>> begin Dataset records

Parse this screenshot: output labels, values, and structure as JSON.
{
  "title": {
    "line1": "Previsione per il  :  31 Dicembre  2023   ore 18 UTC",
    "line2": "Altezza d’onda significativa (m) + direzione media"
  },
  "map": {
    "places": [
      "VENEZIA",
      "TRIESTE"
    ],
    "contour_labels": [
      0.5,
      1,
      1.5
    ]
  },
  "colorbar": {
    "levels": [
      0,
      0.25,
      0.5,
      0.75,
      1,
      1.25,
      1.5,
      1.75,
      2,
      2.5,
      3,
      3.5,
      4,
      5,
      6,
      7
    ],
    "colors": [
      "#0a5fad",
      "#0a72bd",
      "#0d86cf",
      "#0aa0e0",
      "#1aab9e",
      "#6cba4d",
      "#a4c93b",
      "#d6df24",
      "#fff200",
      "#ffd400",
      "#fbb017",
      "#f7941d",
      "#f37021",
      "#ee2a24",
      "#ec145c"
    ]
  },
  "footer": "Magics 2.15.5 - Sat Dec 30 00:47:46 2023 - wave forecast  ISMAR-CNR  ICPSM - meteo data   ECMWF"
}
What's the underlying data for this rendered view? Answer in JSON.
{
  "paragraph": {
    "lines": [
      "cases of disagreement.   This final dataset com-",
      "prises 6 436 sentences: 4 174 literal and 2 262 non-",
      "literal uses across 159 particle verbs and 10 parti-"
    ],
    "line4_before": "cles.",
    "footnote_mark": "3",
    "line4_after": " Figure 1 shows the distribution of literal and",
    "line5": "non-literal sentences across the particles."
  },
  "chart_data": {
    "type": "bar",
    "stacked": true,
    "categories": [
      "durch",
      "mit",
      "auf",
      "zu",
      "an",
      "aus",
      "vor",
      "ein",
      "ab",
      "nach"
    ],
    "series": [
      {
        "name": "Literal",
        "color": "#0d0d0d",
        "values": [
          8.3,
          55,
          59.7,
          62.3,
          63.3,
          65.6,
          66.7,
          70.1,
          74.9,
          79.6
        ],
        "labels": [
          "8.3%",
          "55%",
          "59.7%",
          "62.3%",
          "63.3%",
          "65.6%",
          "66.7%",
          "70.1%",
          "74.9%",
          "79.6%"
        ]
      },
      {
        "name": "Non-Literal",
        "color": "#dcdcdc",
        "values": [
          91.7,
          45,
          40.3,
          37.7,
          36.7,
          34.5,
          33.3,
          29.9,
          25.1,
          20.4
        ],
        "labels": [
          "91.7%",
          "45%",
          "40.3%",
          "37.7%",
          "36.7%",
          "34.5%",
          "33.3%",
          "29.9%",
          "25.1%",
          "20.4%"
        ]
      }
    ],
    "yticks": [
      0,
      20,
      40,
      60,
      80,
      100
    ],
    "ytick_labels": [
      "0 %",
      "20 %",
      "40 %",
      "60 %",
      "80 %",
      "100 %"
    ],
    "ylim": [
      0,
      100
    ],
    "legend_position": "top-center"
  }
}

>> end Dataset records

Given task: Output the whole listing above again, word for word.

Written response:
Parse this screenshot: output labels, values, and structure as JSON.
{
  "title": {
    "line1": "Previsione per il  :  31 Dicembre  2023   ore 18 UTC",
    "line2": "Altezza d’onda significativa (m) + direzione media"
  },
  "map": {
    "places": [
      "VENEZIA",
      "TRIESTE"
    ],
    "contour_labels": [
      0.5,
      1,
      1.5
    ]
  },
  "colorbar": {
    "levels": [
      0,
      0.25,
      0.5,
      0.75,
      1,
      1.25,
      1.5,
      1.75,
      2,
      2.5,
      3,
      3.5,
      4,
      5,
      6,
      7
    ],
    "colors": [
      "#0a5fad",
      "#0a72bd",
      "#0d86cf",
      "#0aa0e0",
      "#1aab9e",
      "#6cba4d",
      "#a4c93b",
      "#d6df24",
      "#fff200",
      "#ffd400",
      "#fbb017",
      "#f7941d",
      "#f37021",
      "#ee2a24",
      "#ec145c"
    ]
  },
  "footer": "Magics 2.15.5 - Sat Dec 30 00:47:46 2023 - wave forecast  ISMAR-CNR  ICPSM - meteo data   ECMWF"
}
What's the underlying data for this rendered view? Answer in JSON.
{
  "paragraph": {
    "lines": [
      "cases of disagreement.   This final dataset com-",
      "prises 6 436 sentences: 4 174 literal and 2 262 non-",
      "literal uses across 159 particle verbs and 10 parti-"
    ],
    "line4_before": "cles.",
    "footnote_mark": "3",
    "line4_after": " Figure 1 shows the distribution of literal and",
    "line5": "non-literal sentences across the particles."
  },
  "chart_data": {
    "type": "bar",
    "stacked": true,
    "categories": [
      "durch",
      "mit",
      "auf",
      "zu",
      "an",
      "aus",
      "vor",
      "ein",
      "ab",
      "nach"
    ],
    "series": [
      {
        "name": "Literal",
        "color": "#0d0d0d",
        "values": [
          8.3,
          55,
          59.7,
          62.3,
          63.3,
          65.6,
          66.7,
          70.1,
          74.9,
          79.6
        ],
        "labels": [
          "8.3%",
          "55%",
          "59.7%",
          "62.3%",
          "63.3%",
          "65.6%",
          "66.7%",
          "70.1%",
          "74.9%",
          "79.6%"
        ]
      },
      {
        "name": "Non-Literal",
        "color": "#dcdcdc",
        "values": [
          91.7,
          45,
          40.3,
          37.7,
          36.7,
          34.5,
          33.3,
          29.9,
          25.1,
          20.4
        ],
        "labels": [
          "91.7%",
          "45%",
          "40.3%",
          "37.7%",
          "36.7%",
          "34.5%",
          "33.3%",
          "29.9%",
          "25.1%",
          "20.4%"
        ]
      }
    ],
    "yticks": [
      0,
      20,
      40,
      60,
      80,
      100
    ],
    "ytick_labels": [
      "0 %",
      "20 %",
      "40 %",
      "60 %",
      "80 %",
      "100 %"
    ],
    "ylim": [
      0,
      100
    ],
    "legend_position": "top-center"
  }
}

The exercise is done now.